→ Request
Give back the entire listing verbatim.

Recorded data
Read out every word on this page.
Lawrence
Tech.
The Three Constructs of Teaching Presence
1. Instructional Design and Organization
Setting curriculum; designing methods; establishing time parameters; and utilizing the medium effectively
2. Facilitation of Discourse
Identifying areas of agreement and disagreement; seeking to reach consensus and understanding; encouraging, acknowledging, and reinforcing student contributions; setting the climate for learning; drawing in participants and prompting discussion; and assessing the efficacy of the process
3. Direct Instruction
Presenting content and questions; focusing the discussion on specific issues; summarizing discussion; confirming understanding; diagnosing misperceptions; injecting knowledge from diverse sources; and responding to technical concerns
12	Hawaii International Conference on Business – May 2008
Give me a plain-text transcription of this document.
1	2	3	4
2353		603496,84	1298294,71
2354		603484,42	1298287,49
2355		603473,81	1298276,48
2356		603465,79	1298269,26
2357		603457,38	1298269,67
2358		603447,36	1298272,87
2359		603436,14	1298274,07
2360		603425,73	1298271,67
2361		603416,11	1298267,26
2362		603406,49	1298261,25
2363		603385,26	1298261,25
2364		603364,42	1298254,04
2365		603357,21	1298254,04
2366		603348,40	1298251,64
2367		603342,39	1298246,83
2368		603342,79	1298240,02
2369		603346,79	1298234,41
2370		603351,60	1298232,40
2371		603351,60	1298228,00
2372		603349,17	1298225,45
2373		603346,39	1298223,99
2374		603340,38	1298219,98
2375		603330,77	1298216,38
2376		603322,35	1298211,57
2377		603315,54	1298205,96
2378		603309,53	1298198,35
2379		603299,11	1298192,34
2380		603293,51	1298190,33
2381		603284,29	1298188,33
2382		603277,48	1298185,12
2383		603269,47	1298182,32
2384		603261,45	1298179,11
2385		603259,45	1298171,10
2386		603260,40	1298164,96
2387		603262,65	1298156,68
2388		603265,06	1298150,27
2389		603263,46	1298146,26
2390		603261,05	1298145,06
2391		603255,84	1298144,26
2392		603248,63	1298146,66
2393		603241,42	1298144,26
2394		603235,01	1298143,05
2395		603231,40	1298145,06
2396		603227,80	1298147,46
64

→ Answer for this exercise
Read out every word on this page.
Lawrence
Tech.
The Three Constructs of Teaching Presence
1. Instructional Design and Organization
Setting curriculum; designing methods; establishing time parameters; and utilizing the medium effectively
2. Facilitation of Discourse
Identifying areas of agreement and disagreement; seeking to reach consensus and understanding; encouraging, acknowledging, and reinforcing student contributions; setting the climate for learning; drawing in participants and prompting discussion; and assessing the efficacy of the process
3. Direct Instruction
Presenting content and questions; focusing the discussion on specific issues; summarizing discussion; confirming understanding; diagnosing misperceptions; injecting knowledge from diverse sources; and responding to technical concerns
12	Hawaii International Conference on Business – May 2008
Give me a plain-text transcription of this document.
1	2	3	4
2353		603496,84	1298294,71
2354		603484,42	1298287,49
2355		603473,81	1298276,48
2356		603465,79	1298269,26
2357		603457,38	1298269,67
2358		603447,36	1298272,87
2359		603436,14	1298274,07
2360		603425,73	1298271,67
2361		603416,11	1298267,26
2362		603406,49	1298261,25
2363		603385,26	1298261,25
2364		603364,42	1298254,04
2365		603357,21	1298254,04
2366		603348,40	1298251,64
2367		603342,39	1298246,83
2368		603342,79	1298240,02
2369		603346,79	1298234,41
2370		603351,60	1298232,40
2371		603351,60	1298228,00
2372		603349,17	1298225,45
2373		603346,39	1298223,99
2374		603340,38	1298219,98
2375		603330,77	1298216,38
2376		603322,35	1298211,57
2377		603315,54	1298205,96
2378		603309,53	1298198,35
2379		603299,11	1298192,34
2380		603293,51	1298190,33
2381		603284,29	1298188,33
2382		603277,48	1298185,12
2383		603269,47	1298182,32
2384		603261,45	1298179,11
2385		603259,45	1298171,10
2386		603260,40	1298164,96
2387		603262,65	1298156,68
2388		603265,06	1298150,27
2389		603263,46	1298146,26
2390		603261,05	1298145,06
2391		603255,84	1298144,26
2392		603248,63	1298146,66
2393		603241,42	1298144,26
2394		603235,01	1298143,05
2395		603231,40	1298145,06
2396		603227,80	1298147,46
64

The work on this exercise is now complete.